#### RECORDS FOR PROCESSING:

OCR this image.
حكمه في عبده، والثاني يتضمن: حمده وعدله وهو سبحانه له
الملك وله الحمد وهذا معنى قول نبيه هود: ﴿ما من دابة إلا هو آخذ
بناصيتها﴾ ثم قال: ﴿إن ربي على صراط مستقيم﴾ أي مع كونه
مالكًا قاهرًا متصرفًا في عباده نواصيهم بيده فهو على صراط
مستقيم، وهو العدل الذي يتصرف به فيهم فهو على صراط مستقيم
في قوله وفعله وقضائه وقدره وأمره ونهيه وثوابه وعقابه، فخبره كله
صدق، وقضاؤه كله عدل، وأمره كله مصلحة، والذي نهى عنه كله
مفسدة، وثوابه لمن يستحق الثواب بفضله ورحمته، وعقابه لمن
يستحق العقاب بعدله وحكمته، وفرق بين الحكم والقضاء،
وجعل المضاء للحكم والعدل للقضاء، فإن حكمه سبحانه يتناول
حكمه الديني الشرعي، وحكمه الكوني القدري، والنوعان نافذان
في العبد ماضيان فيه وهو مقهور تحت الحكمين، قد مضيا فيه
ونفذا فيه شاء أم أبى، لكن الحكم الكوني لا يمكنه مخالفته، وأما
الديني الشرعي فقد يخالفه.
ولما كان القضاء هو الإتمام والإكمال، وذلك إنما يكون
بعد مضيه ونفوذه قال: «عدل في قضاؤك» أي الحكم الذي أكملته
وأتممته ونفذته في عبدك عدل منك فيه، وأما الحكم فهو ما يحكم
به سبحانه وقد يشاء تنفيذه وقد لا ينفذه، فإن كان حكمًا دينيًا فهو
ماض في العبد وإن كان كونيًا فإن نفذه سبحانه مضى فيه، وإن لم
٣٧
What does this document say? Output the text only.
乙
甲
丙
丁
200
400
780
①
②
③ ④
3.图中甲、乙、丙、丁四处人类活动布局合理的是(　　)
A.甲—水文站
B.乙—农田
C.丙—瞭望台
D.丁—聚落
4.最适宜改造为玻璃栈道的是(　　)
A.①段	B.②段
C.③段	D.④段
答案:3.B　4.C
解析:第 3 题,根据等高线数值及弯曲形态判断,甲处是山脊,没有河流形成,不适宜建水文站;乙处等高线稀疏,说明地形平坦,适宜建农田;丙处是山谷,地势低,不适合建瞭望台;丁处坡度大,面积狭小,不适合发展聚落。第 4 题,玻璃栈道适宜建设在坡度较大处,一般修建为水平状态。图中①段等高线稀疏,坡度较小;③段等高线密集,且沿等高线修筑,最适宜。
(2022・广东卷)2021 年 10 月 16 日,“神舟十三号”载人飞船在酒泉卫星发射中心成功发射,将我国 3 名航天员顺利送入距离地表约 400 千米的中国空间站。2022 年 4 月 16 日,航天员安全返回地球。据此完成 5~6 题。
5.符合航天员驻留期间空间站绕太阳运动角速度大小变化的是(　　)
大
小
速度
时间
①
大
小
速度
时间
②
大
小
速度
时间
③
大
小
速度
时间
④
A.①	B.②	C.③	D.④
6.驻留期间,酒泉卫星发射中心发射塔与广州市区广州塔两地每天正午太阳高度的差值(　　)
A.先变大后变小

#### INSTRUCTION:
Every record above needs to be repeated word for word.

#### RESULT:
OCR this image.
حكمه في عبده، والثاني يتضمن: حمده وعدله وهو سبحانه له
الملك وله الحمد وهذا معنى قول نبيه هود: ﴿ما من دابة إلا هو آخذ
بناصيتها﴾ ثم قال: ﴿إن ربي على صراط مستقيم﴾ أي مع كونه
مالكًا قاهرًا متصرفًا في عباده نواصيهم بيده فهو على صراط
مستقيم، وهو العدل الذي يتصرف به فيهم فهو على صراط مستقيم
في قوله وفعله وقضائه وقدره وأمره ونهيه وثوابه وعقابه، فخبره كله
صدق، وقضاؤه كله عدل، وأمره كله مصلحة، والذي نهى عنه كله
مفسدة، وثوابه لمن يستحق الثواب بفضله ورحمته، وعقابه لمن
يستحق العقاب بعدله وحكمته، وفرق بين الحكم والقضاء،
وجعل المضاء للحكم والعدل للقضاء، فإن حكمه سبحانه يتناول
حكمه الديني الشرعي، وحكمه الكوني القدري، والنوعان نافذان
في العبد ماضيان فيه وهو مقهور تحت الحكمين، قد مضيا فيه
ونفذا فيه شاء أم أبى، لكن الحكم الكوني لا يمكنه مخالفته، وأما
الديني الشرعي فقد يخالفه.
ولما كان القضاء هو الإتمام والإكمال، وذلك إنما يكون
بعد مضيه ونفوذه قال: «عدل في قضاؤك» أي الحكم الذي أكملته
وأتممته ونفذته في عبدك عدل منك فيه، وأما الحكم فهو ما يحكم
به سبحانه وقد يشاء تنفيذه وقد لا ينفذه، فإن كان حكمًا دينيًا فهو
ماض في العبد وإن كان كونيًا فإن نفذه سبحانه مضى فيه، وإن لم
٣٧
What does this document say? Output the text only.
乙
甲
丙
丁
200
400
780
①
②
③ ④
3.图中甲、乙、丙、丁四处人类活动布局合理的是(　　)
A.甲—水文站
B.乙—农田
C.丙—瞭望台
D.丁—聚落
4.最适宜改造为玻璃栈道的是(　　)
A.①段	B.②段
C.③段	D.④段
答案:3.B　4.C
解析:第 3 题,根据等高线数值及弯曲形态判断,甲处是山脊,没有河流形成,不适宜建水文站;乙处等高线稀疏,说明地形平坦,适宜建农田;丙处是山谷,地势低,不适合建瞭望台;丁处坡度大,面积狭小,不适合发展聚落。第 4 题,玻璃栈道适宜建设在坡度较大处,一般修建为水平状态。图中①段等高线稀疏,坡度较小;③段等高线密集,且沿等高线修筑,最适宜。
(2022・广东卷)2021 年 10 月 16 日,“神舟十三号”载人飞船在酒泉卫星发射中心成功发射,将我国 3 名航天员顺利送入距离地表约 400 千米的中国空间站。2022 年 4 月 16 日,航天员安全返回地球。据此完成 5~6 题。
5.符合航天员驻留期间空间站绕太阳运动角速度大小变化的是(　　)
大
小
速度
时间
①
大
小
速度
时间
②
大
小
速度
时间
③
大
小
速度
时间
④
A.①	B.②	C.③	D.④
6.驻留期间,酒泉卫星发射中心发射塔与广州市区广州塔两地每天正午太阳高度的差值(　　)
A.先变大后变小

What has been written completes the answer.